Goal » Rewrite the stretch of records from the start through the line containing "143, 322, 155]", replacing "bbox" with "bounding box" and keeping everything else the same.

**** Records for this exercise ****

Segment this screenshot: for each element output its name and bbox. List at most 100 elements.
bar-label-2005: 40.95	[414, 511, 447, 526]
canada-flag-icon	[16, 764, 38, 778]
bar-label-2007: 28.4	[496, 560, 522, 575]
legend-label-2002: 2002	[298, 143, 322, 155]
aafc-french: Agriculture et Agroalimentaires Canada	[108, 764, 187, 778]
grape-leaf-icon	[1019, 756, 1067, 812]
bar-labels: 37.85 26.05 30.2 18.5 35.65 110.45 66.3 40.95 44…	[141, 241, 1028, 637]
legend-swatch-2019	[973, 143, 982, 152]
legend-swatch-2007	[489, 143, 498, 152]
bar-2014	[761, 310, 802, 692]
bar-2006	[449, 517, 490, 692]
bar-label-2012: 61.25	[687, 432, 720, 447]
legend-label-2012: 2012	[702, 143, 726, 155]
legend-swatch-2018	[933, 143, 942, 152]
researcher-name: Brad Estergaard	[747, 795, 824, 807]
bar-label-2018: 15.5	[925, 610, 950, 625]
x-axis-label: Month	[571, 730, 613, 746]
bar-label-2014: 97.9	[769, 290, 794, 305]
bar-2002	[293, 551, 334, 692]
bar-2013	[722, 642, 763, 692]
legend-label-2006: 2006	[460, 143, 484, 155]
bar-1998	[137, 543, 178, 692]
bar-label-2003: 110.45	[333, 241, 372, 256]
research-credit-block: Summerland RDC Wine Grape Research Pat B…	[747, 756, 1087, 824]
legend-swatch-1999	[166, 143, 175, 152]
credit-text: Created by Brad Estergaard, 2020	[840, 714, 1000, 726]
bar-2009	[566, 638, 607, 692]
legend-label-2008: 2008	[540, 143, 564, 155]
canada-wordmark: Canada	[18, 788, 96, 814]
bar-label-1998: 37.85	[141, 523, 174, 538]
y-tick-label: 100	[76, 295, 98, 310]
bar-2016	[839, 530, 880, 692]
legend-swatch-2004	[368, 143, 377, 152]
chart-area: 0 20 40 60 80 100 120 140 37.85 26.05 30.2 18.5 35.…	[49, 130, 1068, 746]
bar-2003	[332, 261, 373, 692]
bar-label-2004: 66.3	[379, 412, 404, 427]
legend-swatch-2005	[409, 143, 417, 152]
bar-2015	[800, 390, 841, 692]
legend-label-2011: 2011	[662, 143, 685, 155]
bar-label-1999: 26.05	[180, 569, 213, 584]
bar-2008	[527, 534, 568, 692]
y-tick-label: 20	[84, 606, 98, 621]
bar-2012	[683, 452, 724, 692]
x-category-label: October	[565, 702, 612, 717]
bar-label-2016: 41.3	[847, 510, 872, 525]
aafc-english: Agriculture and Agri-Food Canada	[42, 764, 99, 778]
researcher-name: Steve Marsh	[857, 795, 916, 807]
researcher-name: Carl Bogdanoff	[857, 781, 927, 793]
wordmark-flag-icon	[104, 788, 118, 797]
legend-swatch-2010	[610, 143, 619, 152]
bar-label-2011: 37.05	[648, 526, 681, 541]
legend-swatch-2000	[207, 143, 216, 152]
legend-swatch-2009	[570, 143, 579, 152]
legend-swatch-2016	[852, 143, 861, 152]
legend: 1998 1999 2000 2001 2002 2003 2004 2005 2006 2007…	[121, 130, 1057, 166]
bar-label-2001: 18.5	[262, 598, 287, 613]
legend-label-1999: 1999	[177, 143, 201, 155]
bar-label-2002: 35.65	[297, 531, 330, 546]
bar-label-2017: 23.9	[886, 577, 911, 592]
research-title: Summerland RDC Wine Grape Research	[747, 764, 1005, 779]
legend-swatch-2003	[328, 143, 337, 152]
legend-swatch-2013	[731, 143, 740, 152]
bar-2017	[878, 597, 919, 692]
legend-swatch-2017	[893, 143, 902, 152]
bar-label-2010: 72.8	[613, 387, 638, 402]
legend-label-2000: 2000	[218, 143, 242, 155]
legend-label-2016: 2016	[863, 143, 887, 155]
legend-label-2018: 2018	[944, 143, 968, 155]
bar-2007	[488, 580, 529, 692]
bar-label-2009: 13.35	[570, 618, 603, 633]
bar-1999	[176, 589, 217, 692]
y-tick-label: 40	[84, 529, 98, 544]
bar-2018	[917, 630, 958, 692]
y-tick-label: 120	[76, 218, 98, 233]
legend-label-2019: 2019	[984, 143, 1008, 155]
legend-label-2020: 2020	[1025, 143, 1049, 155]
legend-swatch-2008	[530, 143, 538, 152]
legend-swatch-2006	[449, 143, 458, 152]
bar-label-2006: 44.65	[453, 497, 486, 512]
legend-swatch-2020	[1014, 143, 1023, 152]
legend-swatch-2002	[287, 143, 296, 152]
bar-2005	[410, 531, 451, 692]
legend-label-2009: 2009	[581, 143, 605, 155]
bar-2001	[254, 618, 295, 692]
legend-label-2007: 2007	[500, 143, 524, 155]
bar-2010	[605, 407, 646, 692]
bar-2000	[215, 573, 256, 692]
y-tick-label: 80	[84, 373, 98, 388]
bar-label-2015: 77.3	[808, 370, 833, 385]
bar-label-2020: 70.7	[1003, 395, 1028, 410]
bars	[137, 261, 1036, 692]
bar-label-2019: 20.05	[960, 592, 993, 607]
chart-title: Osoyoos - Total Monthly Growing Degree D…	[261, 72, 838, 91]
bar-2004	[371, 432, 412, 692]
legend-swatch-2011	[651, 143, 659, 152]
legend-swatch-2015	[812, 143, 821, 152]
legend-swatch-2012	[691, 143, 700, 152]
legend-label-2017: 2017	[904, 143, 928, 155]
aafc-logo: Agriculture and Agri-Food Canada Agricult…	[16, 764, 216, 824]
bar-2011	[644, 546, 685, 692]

****

Exercise result »
Segment this screenshot: for each element output its name and bounding box. List at most 100 elements.
bar-label-2005: 40.95	[414, 511, 447, 526]
canada-flag-icon	[16, 764, 38, 778]
bar-label-2007: 28.4	[496, 560, 522, 575]
legend-label-2002: 2002	[298, 143, 322, 155]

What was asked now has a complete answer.